# What to produce:
Write out the entire listing below exactly as it appears, minus any pictures.

══ Records supplied ══

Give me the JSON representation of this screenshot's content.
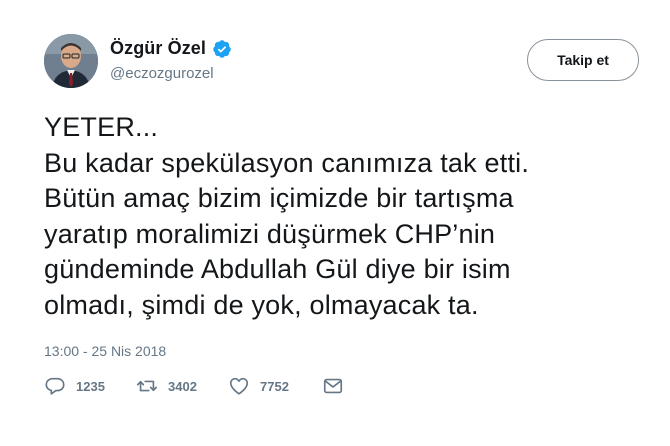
{
  "author": {
    "display_name": "Özgür Özel",
    "handle": "@eczozgurozel",
    "verified": true,
    "verified_color": "#1da1f2",
    "avatar_icon": "profile-photo"
  },
  "follow_button": {
    "label": "Takip et"
  },
  "tweet": {
    "lines": [
      "YETER...",
      "Bu kadar spekülasyon canımıza tak etti.",
      "Bütün amaç bizim içimizde bir tartışma",
      "yaratıp moralimizi düşürmek CHP’nin",
      "gündeminde Abdullah Gül diye bir isim",
      "olmadı, şimdi de yok, olmayacak ta."
    ],
    "timestamp": "13:00 - 25 Nis 2018"
  },
  "actions": {
    "reply": {
      "icon": "reply-icon",
      "count": "1235"
    },
    "retweet": {
      "icon": "retweet-icon",
      "count": "3402"
    },
    "like": {
      "icon": "heart-icon",
      "count": "7752"
    },
    "message": {
      "icon": "envelope-icon"
    }
  },
  "colors": {
    "text": "#14171a",
    "secondary": "#657786",
    "background": "#ffffff"
  }
}
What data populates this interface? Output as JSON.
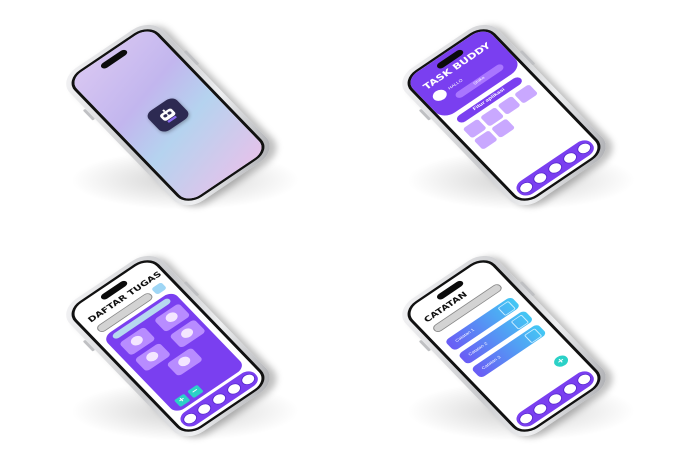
{
  "mockups": {
    "home": {
      "app_icon": "robot-mascot-icon"
    },
    "menu": {
      "title": "TASK BUDDY",
      "greeting": "HALLO",
      "user_name": "Shiko",
      "section": "Fitur aplikasi",
      "tiles": [
        "",
        "",
        "",
        "",
        "",
        ""
      ],
      "nav_icons": [
        "home-icon",
        "task-icon",
        "notes-icon",
        "calendar-icon",
        "profile-icon"
      ]
    },
    "tasks": {
      "title": "DAFTAR TUGAS",
      "chip": "",
      "add_label": "+",
      "remove_label": "−"
    },
    "notes": {
      "title": "CATATAN",
      "items": [
        "Catatan 1",
        "Catatan 2",
        "Catatan 3"
      ],
      "add_label": "+"
    }
  }
}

═══

# Response:
Give me the JSON representation of this screenshot's content.
{
  "author": {
    "display_name": "Özgür Özel",
    "handle": "@eczozgurozel",
    "verified": true,
    "verified_color": "#1da1f2",
    "avatar_icon": "profile-photo"
  },
  "follow_button": {
    "label": "Takip et"
  },
  "tweet": {
    "lines": [
      "YETER...",
      "Bu kadar spekülasyon canımıza tak etti.",
      "Bütün amaç bizim içimizde bir tartışma",
      "yaratıp moralimizi düşürmek CHP’nin",
      "gündeminde Abdullah Gül diye bir isim",
      "olmadı, şimdi de yok, olmayacak ta."
    ],
    "timestamp": "13:00 - 25 Nis 2018"
  },
  "actions": {
    "reply": {
      "icon": "reply-icon",
      "count": "1235"
    },
    "retweet": {
      "icon": "retweet-icon",
      "count": "3402"
    },
    "like": {
      "icon": "heart-icon",
      "count": "7752"
    },
    "message": {
      "icon": "envelope-icon"
    }
  },
  "colors": {
    "text": "#14171a",
    "secondary": "#657786",
    "background": "#ffffff"
  }
}
What data populates this interface? Output as JSON.
{
  "mockups": {
    "home": {
      "app_icon": "robot-mascot-icon"
    },
    "menu": {
      "title": "TASK BUDDY",
      "greeting": "HALLO",
      "user_name": "Shiko",
      "section": "Fitur aplikasi",
      "tiles": [
        "",
        "",
        "",
        "",
        "",
        ""
      ],
      "nav_icons": [
        "home-icon",
        "task-icon",
        "notes-icon",
        "calendar-icon",
        "profile-icon"
      ]
    },
    "tasks": {
      "title": "DAFTAR TUGAS",
      "chip": "",
      "add_label": "+",
      "remove_label": "−"
    },
    "notes": {
      "title": "CATATAN",
      "items": [
        "Catatan 1",
        "Catatan 2",
        "Catatan 3"
      ],
      "add_label": "+"
    }
  }
}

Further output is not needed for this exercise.